→ **Task description**:
In the records below, find each line with the word "color" and copy it.
--- start ---
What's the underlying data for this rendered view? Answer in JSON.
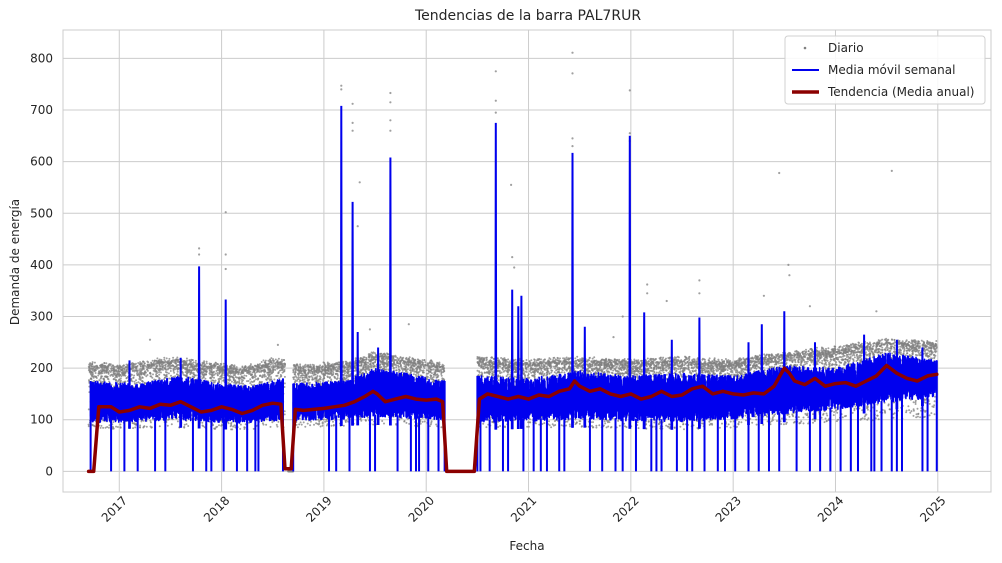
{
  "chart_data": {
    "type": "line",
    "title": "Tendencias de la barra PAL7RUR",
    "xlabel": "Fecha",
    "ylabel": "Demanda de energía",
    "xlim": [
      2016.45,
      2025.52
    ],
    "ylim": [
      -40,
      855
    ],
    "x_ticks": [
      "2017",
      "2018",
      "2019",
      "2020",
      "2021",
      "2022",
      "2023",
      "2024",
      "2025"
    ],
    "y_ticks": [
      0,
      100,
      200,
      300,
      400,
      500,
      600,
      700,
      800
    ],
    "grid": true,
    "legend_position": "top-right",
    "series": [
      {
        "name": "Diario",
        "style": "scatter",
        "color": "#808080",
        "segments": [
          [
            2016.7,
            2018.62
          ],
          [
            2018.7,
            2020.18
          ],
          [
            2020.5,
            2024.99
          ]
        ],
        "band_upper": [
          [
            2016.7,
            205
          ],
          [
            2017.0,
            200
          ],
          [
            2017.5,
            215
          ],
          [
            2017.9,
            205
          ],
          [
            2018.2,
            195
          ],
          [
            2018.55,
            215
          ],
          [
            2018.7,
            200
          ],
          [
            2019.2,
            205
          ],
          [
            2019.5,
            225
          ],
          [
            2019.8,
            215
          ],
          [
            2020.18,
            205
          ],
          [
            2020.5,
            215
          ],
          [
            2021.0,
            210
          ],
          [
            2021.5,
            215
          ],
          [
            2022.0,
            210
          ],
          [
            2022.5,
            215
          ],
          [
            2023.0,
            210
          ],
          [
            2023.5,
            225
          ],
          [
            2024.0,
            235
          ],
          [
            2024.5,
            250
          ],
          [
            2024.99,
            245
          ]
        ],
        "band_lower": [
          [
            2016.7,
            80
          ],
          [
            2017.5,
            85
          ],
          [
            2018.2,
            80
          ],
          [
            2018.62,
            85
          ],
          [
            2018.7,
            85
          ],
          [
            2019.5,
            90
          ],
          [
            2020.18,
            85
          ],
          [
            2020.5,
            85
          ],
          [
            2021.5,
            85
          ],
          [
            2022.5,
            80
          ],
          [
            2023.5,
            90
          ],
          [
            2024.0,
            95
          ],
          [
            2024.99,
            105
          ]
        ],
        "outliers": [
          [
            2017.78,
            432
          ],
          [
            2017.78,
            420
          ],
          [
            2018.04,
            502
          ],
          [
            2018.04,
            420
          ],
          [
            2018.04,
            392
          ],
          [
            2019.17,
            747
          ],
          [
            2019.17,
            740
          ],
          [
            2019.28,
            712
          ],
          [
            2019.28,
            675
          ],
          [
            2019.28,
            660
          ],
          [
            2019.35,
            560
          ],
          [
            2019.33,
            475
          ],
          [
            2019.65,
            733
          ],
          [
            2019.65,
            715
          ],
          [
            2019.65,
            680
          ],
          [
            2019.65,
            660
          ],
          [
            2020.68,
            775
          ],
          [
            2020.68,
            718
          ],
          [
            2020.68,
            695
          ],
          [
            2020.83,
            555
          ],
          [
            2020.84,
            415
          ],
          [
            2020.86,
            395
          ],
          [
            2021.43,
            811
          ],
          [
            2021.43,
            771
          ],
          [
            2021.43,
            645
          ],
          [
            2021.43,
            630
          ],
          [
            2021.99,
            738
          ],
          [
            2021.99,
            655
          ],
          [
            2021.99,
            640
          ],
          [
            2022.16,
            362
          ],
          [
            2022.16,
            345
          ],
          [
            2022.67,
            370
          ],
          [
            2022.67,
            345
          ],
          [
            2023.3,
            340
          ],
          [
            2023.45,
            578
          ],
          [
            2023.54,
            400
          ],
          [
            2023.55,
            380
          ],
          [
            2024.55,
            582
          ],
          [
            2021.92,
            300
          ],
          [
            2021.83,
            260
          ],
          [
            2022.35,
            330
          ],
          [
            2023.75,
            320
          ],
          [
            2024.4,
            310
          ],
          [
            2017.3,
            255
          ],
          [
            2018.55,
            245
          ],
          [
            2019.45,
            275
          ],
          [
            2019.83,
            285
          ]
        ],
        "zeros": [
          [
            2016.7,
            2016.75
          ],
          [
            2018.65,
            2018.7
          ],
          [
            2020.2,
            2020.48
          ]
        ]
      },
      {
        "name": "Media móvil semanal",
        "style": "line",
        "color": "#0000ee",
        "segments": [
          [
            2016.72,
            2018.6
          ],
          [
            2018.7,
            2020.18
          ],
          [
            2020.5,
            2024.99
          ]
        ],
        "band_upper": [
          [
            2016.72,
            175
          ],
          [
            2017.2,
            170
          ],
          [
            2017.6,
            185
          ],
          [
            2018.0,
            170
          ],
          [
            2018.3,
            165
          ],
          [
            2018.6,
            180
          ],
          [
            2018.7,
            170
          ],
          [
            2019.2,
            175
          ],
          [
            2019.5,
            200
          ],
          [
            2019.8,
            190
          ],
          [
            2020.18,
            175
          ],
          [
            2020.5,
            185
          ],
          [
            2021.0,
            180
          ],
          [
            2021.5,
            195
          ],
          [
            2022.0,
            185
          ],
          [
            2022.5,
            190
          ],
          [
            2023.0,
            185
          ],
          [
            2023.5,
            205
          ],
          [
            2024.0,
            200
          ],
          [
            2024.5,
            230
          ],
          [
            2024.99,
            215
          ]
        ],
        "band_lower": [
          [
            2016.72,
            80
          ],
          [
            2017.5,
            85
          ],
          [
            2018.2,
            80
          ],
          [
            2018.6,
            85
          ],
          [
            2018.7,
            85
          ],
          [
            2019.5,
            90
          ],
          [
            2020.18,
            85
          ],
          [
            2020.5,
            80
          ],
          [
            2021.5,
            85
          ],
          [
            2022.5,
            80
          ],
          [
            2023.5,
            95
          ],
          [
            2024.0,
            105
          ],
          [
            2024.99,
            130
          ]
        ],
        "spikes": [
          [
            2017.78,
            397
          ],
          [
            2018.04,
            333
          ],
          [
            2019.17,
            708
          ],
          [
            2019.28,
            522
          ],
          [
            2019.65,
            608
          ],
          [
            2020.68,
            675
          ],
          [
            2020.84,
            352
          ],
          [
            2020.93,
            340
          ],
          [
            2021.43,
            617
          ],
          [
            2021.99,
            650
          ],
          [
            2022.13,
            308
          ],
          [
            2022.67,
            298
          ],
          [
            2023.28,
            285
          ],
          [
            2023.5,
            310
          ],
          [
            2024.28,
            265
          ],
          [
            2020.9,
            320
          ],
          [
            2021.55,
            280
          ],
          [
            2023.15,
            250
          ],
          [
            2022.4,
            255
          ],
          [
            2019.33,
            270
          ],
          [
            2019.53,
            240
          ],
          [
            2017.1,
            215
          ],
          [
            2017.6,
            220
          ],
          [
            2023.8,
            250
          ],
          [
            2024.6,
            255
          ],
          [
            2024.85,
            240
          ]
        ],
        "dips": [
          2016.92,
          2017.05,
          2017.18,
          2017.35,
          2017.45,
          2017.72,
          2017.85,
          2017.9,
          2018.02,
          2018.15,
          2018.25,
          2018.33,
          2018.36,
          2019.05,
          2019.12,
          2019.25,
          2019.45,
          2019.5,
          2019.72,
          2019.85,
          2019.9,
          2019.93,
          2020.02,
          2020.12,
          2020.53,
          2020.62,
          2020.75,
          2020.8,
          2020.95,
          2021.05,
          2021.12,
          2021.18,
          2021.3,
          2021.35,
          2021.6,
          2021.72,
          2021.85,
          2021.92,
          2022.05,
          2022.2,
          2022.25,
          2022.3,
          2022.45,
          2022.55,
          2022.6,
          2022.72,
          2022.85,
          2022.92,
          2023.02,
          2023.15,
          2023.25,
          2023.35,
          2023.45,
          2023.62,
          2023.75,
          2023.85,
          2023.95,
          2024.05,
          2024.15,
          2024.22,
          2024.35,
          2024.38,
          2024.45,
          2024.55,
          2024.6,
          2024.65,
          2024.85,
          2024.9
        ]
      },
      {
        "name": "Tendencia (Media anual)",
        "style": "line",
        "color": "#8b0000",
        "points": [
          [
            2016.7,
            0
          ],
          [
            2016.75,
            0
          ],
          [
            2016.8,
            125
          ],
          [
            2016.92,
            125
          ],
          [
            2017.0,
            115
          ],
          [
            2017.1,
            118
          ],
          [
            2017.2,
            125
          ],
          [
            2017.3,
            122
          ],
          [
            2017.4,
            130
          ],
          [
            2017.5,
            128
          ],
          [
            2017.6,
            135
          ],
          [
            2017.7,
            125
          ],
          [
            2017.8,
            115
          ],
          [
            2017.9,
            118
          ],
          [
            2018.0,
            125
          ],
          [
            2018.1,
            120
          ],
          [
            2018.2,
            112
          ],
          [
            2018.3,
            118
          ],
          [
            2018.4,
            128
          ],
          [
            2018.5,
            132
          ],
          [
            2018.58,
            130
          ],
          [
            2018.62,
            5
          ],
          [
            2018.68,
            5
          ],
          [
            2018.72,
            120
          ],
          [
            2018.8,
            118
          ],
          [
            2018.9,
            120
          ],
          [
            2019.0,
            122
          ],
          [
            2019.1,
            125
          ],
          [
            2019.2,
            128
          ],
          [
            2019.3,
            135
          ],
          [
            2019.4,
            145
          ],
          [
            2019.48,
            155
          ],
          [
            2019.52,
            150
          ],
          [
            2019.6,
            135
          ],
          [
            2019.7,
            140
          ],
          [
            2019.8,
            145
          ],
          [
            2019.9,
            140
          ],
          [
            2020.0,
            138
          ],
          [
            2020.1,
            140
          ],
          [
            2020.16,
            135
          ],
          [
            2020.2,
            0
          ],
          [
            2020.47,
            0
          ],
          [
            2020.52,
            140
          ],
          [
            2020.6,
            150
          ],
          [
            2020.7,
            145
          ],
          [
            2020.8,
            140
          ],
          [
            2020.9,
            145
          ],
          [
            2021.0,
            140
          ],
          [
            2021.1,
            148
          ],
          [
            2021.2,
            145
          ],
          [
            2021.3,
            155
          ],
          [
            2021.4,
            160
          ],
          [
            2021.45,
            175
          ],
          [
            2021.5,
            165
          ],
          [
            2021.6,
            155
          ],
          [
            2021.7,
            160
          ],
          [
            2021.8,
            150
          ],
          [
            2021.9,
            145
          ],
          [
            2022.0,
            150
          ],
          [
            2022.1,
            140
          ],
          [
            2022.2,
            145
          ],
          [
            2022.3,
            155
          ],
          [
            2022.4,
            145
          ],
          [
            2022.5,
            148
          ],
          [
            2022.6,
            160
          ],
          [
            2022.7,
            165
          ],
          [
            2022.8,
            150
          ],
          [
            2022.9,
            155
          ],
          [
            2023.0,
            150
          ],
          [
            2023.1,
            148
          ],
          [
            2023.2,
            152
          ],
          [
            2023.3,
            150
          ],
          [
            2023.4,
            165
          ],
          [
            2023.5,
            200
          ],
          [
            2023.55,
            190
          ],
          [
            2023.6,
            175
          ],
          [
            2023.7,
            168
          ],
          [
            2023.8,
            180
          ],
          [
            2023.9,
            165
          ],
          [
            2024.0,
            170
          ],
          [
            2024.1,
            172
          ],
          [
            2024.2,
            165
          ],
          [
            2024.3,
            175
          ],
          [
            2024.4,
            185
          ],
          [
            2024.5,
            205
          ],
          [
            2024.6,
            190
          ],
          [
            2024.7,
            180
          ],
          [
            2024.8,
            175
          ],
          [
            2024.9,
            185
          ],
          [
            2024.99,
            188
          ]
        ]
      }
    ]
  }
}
--- end ---
→ **Task response**:
        "color": "#808080",
        "color": "#0000ee",
        "color": "#8b0000",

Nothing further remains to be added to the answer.